- [Task details] Return the material exactly as supplied, apart from the pictures, which are omitted.

- [Task material]
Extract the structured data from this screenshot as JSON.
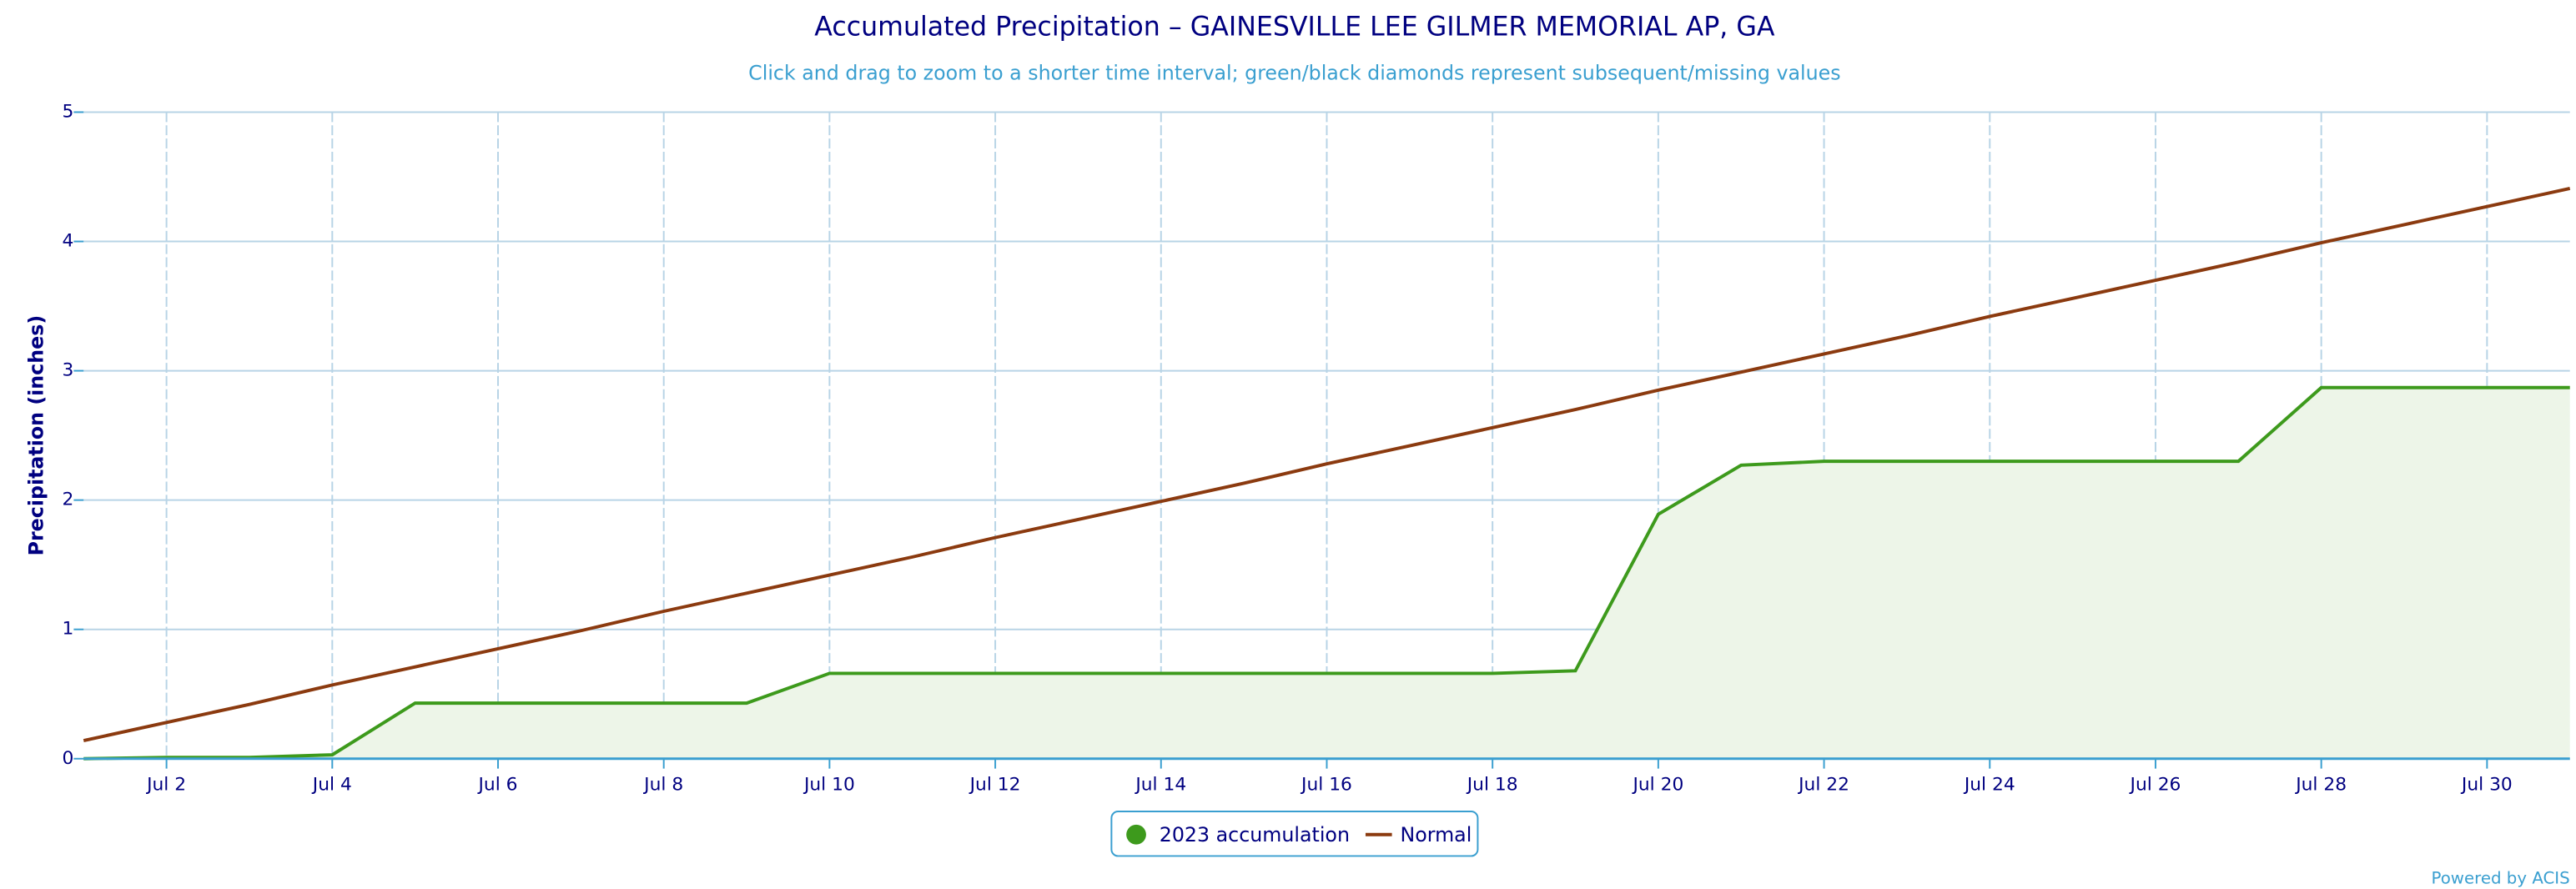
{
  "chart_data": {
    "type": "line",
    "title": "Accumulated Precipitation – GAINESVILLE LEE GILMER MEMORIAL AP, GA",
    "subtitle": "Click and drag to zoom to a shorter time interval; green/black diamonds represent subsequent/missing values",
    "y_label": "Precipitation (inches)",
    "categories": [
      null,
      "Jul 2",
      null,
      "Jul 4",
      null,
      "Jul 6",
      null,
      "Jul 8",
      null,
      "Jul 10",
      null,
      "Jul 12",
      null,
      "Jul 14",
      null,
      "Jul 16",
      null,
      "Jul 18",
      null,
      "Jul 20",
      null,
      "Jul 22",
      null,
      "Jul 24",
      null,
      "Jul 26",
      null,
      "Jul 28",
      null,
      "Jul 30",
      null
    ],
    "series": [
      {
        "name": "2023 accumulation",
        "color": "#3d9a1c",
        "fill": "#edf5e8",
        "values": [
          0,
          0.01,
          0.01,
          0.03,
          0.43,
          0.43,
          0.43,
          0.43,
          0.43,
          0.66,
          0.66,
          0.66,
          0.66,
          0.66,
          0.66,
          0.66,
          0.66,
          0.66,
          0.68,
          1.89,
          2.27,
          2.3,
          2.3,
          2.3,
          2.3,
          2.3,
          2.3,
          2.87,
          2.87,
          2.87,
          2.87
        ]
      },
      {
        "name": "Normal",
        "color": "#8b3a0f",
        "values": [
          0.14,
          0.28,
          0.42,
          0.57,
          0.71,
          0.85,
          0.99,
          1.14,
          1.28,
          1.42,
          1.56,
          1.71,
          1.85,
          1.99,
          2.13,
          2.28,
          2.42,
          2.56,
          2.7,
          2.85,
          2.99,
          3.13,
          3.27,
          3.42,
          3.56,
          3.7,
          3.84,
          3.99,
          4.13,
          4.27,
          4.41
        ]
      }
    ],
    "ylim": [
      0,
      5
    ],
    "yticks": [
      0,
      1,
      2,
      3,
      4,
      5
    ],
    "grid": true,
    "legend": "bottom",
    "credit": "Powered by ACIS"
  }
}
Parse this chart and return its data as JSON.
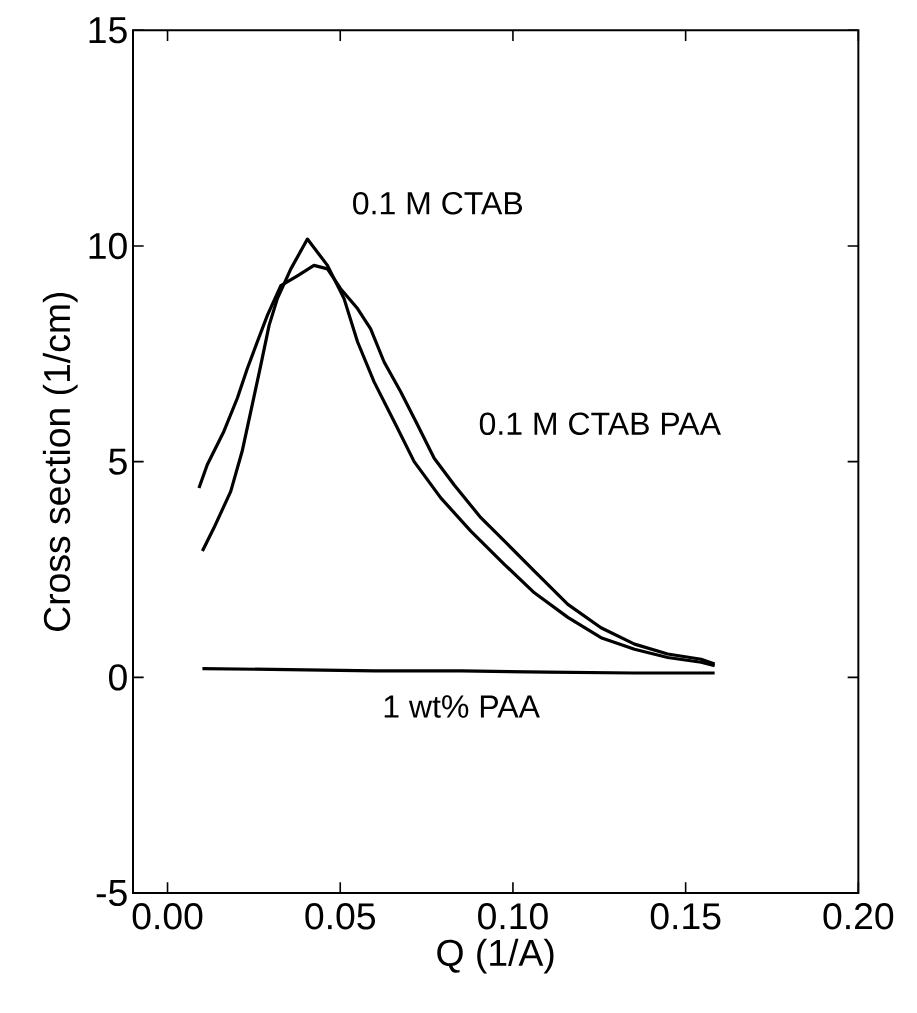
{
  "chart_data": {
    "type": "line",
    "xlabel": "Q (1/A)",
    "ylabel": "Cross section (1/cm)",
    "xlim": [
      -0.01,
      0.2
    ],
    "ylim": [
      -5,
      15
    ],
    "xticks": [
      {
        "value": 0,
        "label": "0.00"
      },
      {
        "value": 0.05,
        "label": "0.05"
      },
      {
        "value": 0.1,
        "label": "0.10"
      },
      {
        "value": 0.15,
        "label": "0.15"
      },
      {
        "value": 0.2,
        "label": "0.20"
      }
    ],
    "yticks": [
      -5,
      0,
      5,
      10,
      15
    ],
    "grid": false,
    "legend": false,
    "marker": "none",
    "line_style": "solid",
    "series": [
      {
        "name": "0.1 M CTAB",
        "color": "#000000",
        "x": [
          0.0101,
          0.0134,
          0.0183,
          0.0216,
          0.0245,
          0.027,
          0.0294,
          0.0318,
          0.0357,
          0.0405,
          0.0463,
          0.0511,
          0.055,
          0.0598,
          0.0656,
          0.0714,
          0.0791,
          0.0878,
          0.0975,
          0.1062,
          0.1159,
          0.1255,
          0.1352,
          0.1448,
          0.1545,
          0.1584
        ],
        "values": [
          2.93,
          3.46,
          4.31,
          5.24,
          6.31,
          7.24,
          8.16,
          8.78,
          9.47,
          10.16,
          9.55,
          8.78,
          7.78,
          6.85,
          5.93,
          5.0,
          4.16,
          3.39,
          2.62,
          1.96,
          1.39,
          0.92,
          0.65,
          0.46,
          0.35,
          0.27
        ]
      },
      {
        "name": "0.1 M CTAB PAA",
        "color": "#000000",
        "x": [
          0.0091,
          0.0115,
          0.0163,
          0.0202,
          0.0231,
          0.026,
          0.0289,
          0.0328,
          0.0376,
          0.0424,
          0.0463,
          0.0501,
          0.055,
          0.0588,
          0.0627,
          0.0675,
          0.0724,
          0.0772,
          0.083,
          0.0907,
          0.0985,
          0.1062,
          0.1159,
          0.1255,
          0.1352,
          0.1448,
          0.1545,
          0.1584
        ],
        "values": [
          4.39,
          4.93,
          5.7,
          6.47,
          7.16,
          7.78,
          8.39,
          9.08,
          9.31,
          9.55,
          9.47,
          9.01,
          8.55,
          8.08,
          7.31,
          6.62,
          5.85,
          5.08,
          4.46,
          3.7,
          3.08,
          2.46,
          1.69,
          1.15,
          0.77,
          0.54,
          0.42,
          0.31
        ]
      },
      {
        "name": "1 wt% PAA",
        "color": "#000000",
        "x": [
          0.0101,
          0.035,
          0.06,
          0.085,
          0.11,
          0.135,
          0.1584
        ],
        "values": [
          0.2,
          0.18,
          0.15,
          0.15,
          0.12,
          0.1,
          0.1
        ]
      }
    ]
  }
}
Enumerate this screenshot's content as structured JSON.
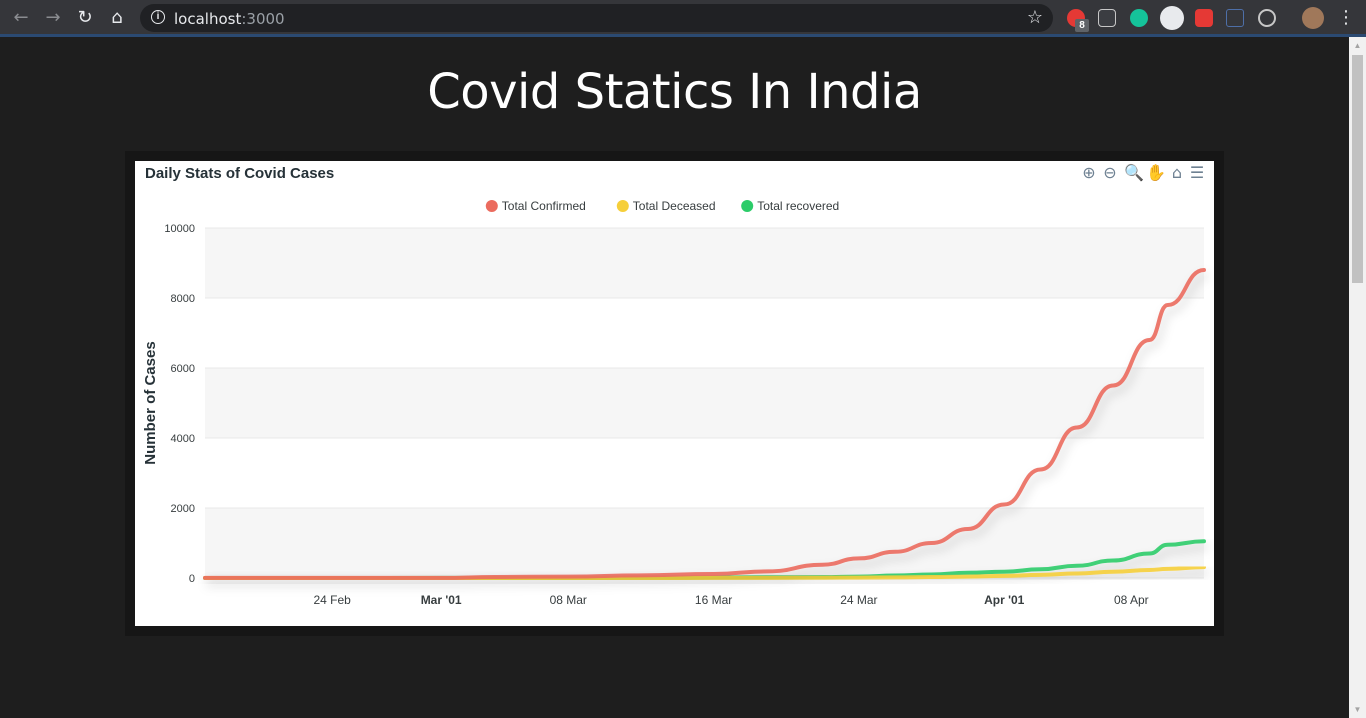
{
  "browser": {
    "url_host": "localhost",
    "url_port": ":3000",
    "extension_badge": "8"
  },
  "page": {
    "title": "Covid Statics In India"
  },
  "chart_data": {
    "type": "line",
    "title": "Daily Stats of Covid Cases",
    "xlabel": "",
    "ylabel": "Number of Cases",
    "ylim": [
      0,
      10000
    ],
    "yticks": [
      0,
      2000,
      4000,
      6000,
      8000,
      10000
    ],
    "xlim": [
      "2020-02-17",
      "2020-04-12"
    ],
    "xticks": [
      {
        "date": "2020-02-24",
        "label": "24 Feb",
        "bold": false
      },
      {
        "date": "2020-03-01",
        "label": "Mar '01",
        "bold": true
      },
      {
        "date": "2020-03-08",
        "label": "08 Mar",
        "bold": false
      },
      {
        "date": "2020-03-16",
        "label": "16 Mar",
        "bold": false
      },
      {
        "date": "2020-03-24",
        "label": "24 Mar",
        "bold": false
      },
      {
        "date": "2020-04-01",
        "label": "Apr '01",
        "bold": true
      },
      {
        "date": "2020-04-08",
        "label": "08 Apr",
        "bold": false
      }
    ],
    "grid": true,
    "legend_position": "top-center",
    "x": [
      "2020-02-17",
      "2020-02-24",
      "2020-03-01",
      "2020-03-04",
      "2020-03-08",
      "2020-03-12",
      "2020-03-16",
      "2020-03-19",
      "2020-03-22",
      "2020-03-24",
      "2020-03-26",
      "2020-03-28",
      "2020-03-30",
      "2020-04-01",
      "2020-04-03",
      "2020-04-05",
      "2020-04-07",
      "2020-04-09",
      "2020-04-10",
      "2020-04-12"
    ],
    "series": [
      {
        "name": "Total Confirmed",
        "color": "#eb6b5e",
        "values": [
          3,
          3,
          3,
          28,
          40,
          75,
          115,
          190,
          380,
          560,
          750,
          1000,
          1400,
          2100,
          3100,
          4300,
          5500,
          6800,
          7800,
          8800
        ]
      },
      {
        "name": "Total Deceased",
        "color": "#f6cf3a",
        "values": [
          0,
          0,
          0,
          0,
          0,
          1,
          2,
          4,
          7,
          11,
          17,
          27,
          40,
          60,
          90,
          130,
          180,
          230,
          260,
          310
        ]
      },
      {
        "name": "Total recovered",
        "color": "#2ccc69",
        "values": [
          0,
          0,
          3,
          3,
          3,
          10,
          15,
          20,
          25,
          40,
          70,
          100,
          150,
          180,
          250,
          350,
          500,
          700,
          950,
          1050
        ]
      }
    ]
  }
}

- [Answer below]
Extract the structured data from this screenshot as JSON.
{
  "chart_data": {
    "type": "line",
    "title": "Accumulated Precipitation – GAINESVILLE LEE GILMER MEMORIAL AP, GA",
    "subtitle": "Click and drag to zoom to a shorter time interval; green/black diamonds represent subsequent/missing values",
    "y_label": "Precipitation (inches)",
    "categories": [
      null,
      "Jul 2",
      null,
      "Jul 4",
      null,
      "Jul 6",
      null,
      "Jul 8",
      null,
      "Jul 10",
      null,
      "Jul 12",
      null,
      "Jul 14",
      null,
      "Jul 16",
      null,
      "Jul 18",
      null,
      "Jul 20",
      null,
      "Jul 22",
      null,
      "Jul 24",
      null,
      "Jul 26",
      null,
      "Jul 28",
      null,
      "Jul 30",
      null
    ],
    "series": [
      {
        "name": "2023 accumulation",
        "color": "#3d9a1c",
        "fill": "#edf5e8",
        "values": [
          0,
          0.01,
          0.01,
          0.03,
          0.43,
          0.43,
          0.43,
          0.43,
          0.43,
          0.66,
          0.66,
          0.66,
          0.66,
          0.66,
          0.66,
          0.66,
          0.66,
          0.66,
          0.68,
          1.89,
          2.27,
          2.3,
          2.3,
          2.3,
          2.3,
          2.3,
          2.3,
          2.87,
          2.87,
          2.87,
          2.87
        ]
      },
      {
        "name": "Normal",
        "color": "#8b3a0f",
        "values": [
          0.14,
          0.28,
          0.42,
          0.57,
          0.71,
          0.85,
          0.99,
          1.14,
          1.28,
          1.42,
          1.56,
          1.71,
          1.85,
          1.99,
          2.13,
          2.28,
          2.42,
          2.56,
          2.7,
          2.85,
          2.99,
          3.13,
          3.27,
          3.42,
          3.56,
          3.7,
          3.84,
          3.99,
          4.13,
          4.27,
          4.41
        ]
      }
    ],
    "ylim": [
      0,
      5
    ],
    "yticks": [
      0,
      1,
      2,
      3,
      4,
      5
    ],
    "grid": true,
    "legend": "bottom",
    "credit": "Powered by ACIS"
  }
}
Parse this chart and return its data as JSON.
{
  "chart_data": {
    "type": "line",
    "xlabel": "Q (1/A)",
    "ylabel": "Cross section (1/cm)",
    "xlim": [
      -0.01,
      0.2
    ],
    "ylim": [
      -5,
      15
    ],
    "xticks": [
      {
        "value": 0,
        "label": "0.00"
      },
      {
        "value": 0.05,
        "label": "0.05"
      },
      {
        "value": 0.1,
        "label": "0.10"
      },
      {
        "value": 0.15,
        "label": "0.15"
      },
      {
        "value": 0.2,
        "label": "0.20"
      }
    ],
    "yticks": [
      -5,
      0,
      5,
      10,
      15
    ],
    "grid": false,
    "legend": false,
    "marker": "none",
    "line_style": "solid",
    "series": [
      {
        "name": "0.1 M CTAB",
        "color": "#000000",
        "x": [
          0.0101,
          0.0134,
          0.0183,
          0.0216,
          0.0245,
          0.027,
          0.0294,
          0.0318,
          0.0357,
          0.0405,
          0.0463,
          0.0511,
          0.055,
          0.0598,
          0.0656,
          0.0714,
          0.0791,
          0.0878,
          0.0975,
          0.1062,
          0.1159,
          0.1255,
          0.1352,
          0.1448,
          0.1545,
          0.1584
        ],
        "values": [
          2.93,
          3.46,
          4.31,
          5.24,
          6.31,
          7.24,
          8.16,
          8.78,
          9.47,
          10.16,
          9.55,
          8.78,
          7.78,
          6.85,
          5.93,
          5.0,
          4.16,
          3.39,
          2.62,
          1.96,
          1.39,
          0.92,
          0.65,
          0.46,
          0.35,
          0.27
        ]
      },
      {
        "name": "0.1 M CTAB PAA",
        "color": "#000000",
        "x": [
          0.0091,
          0.0115,
          0.0163,
          0.0202,
          0.0231,
          0.026,
          0.0289,
          0.0328,
          0.0376,
          0.0424,
          0.0463,
          0.0501,
          0.055,
          0.0588,
          0.0627,
          0.0675,
          0.0724,
          0.0772,
          0.083,
          0.0907,
          0.0985,
          0.1062,
          0.1159,
          0.1255,
          0.1352,
          0.1448,
          0.1545,
          0.1584
        ],
        "values": [
          4.39,
          4.93,
          5.7,
          6.47,
          7.16,
          7.78,
          8.39,
          9.08,
          9.31,
          9.55,
          9.47,
          9.01,
          8.55,
          8.08,
          7.31,
          6.62,
          5.85,
          5.08,
          4.46,
          3.7,
          3.08,
          2.46,
          1.69,
          1.15,
          0.77,
          0.54,
          0.42,
          0.31
        ]
      },
      {
        "name": "1 wt% PAA",
        "color": "#000000",
        "x": [
          0.0101,
          0.035,
          0.06,
          0.085,
          0.11,
          0.135,
          0.1584
        ],
        "values": [
          0.2,
          0.18,
          0.15,
          0.15,
          0.12,
          0.1,
          0.1
        ]
      }
    ]
  }
}
Enumerate this screenshot's content as structured JSON.
{
  "browser": {
    "url_host": "localhost",
    "url_port": ":3000",
    "extension_badge": "8"
  },
  "page": {
    "title": "Covid Statics In India"
  },
  "chart_data": {
    "type": "line",
    "title": "Daily Stats of Covid Cases",
    "xlabel": "",
    "ylabel": "Number of Cases",
    "ylim": [
      0,
      10000
    ],
    "yticks": [
      0,
      2000,
      4000,
      6000,
      8000,
      10000
    ],
    "xlim": [
      "2020-02-17",
      "2020-04-12"
    ],
    "xticks": [
      {
        "date": "2020-02-24",
        "label": "24 Feb",
        "bold": false
      },
      {
        "date": "2020-03-01",
        "label": "Mar '01",
        "bold": true
      },
      {
        "date": "2020-03-08",
        "label": "08 Mar",
        "bold": false
      },
      {
        "date": "2020-03-16",
        "label": "16 Mar",
        "bold": false
      },
      {
        "date": "2020-03-24",
        "label": "24 Mar",
        "bold": false
      },
      {
        "date": "2020-04-01",
        "label": "Apr '01",
        "bold": true
      },
      {
        "date": "2020-04-08",
        "label": "08 Apr",
        "bold": false
      }
    ],
    "grid": true,
    "legend_position": "top-center",
    "x": [
      "2020-02-17",
      "2020-02-24",
      "2020-03-01",
      "2020-03-04",
      "2020-03-08",
      "2020-03-12",
      "2020-03-16",
      "2020-03-19",
      "2020-03-22",
      "2020-03-24",
      "2020-03-26",
      "2020-03-28",
      "2020-03-30",
      "2020-04-01",
      "2020-04-03",
      "2020-04-05",
      "2020-04-07",
      "2020-04-09",
      "2020-04-10",
      "2020-04-12"
    ],
    "series": [
      {
        "name": "Total Confirmed",
        "color": "#eb6b5e",
        "values": [
          3,
          3,
          3,
          28,
          40,
          75,
          115,
          190,
          380,
          560,
          750,
          1000,
          1400,
          2100,
          3100,
          4300,
          5500,
          6800,
          7800,
          8800
        ]
      },
      {
        "name": "Total Deceased",
        "color": "#f6cf3a",
        "values": [
          0,
          0,
          0,
          0,
          0,
          1,
          2,
          4,
          7,
          11,
          17,
          27,
          40,
          60,
          90,
          130,
          180,
          230,
          260,
          310
        ]
      },
      {
        "name": "Total recovered",
        "color": "#2ccc69",
        "values": [
          0,
          0,
          3,
          3,
          3,
          10,
          15,
          20,
          25,
          40,
          70,
          100,
          150,
          180,
          250,
          350,
          500,
          700,
          950,
          1050
        ]
      }
    ]
  }
}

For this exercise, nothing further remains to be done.